What you need to do - Search the data for the word "alapján" and copy every line where it occurs.

Material provided -
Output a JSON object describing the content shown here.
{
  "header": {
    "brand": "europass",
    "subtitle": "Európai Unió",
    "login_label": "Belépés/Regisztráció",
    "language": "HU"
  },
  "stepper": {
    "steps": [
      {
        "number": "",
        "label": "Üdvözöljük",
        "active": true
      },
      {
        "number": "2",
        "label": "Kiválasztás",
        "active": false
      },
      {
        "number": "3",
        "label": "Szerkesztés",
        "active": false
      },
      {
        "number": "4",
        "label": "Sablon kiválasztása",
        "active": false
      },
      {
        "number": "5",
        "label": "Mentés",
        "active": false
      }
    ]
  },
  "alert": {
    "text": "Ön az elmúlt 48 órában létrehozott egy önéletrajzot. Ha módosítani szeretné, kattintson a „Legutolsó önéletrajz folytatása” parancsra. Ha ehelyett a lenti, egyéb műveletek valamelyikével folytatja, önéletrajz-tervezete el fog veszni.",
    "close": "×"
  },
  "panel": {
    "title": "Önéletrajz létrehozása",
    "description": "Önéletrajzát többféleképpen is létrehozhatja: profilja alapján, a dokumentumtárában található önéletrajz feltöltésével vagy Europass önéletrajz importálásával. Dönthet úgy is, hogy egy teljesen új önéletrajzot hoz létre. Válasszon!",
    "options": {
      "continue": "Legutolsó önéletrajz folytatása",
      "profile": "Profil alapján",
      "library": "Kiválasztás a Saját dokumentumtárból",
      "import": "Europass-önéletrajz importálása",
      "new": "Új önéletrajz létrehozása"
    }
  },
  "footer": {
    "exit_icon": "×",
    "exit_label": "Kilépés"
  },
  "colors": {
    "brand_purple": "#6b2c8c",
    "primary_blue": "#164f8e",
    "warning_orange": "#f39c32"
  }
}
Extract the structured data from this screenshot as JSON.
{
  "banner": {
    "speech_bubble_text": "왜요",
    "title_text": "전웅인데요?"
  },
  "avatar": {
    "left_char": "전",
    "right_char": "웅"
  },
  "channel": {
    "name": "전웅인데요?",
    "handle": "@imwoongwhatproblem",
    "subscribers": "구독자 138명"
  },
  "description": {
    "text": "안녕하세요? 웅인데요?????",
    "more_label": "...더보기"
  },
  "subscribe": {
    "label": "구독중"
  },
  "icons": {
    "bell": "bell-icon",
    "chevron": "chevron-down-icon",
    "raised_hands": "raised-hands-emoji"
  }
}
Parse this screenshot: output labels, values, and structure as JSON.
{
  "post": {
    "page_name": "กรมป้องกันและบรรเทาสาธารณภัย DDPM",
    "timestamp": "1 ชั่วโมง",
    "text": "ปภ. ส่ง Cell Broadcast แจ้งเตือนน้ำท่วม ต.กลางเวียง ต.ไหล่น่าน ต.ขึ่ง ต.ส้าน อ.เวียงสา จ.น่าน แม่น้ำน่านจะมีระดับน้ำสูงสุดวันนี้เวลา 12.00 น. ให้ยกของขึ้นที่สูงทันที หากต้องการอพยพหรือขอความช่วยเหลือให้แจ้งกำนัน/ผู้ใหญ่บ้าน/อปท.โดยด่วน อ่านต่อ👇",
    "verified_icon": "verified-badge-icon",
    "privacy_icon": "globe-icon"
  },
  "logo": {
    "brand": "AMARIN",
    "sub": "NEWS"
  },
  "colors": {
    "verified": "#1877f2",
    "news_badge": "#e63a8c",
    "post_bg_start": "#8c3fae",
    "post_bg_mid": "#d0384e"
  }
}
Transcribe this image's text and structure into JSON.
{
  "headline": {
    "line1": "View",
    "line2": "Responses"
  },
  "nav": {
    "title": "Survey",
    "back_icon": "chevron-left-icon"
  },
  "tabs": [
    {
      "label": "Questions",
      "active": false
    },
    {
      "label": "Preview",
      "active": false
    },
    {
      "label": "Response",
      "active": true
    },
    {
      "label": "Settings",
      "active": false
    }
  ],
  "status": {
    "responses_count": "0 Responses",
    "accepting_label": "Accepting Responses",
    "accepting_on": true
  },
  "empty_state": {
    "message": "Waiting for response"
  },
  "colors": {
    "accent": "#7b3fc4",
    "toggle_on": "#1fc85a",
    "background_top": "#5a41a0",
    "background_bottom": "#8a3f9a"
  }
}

Result for this exercise -
    "description": "Önéletrajzát többféleképpen is létrehozhatja: profilja alapján, a dokumentumtárában található önéletrajz feltöltésével vagy Europass önéletrajz importálásával. Dönthet úgy is, hogy egy teljesen új önéletrajzot hoz létre. Válasszon!",
      "profile": "Profil alapján",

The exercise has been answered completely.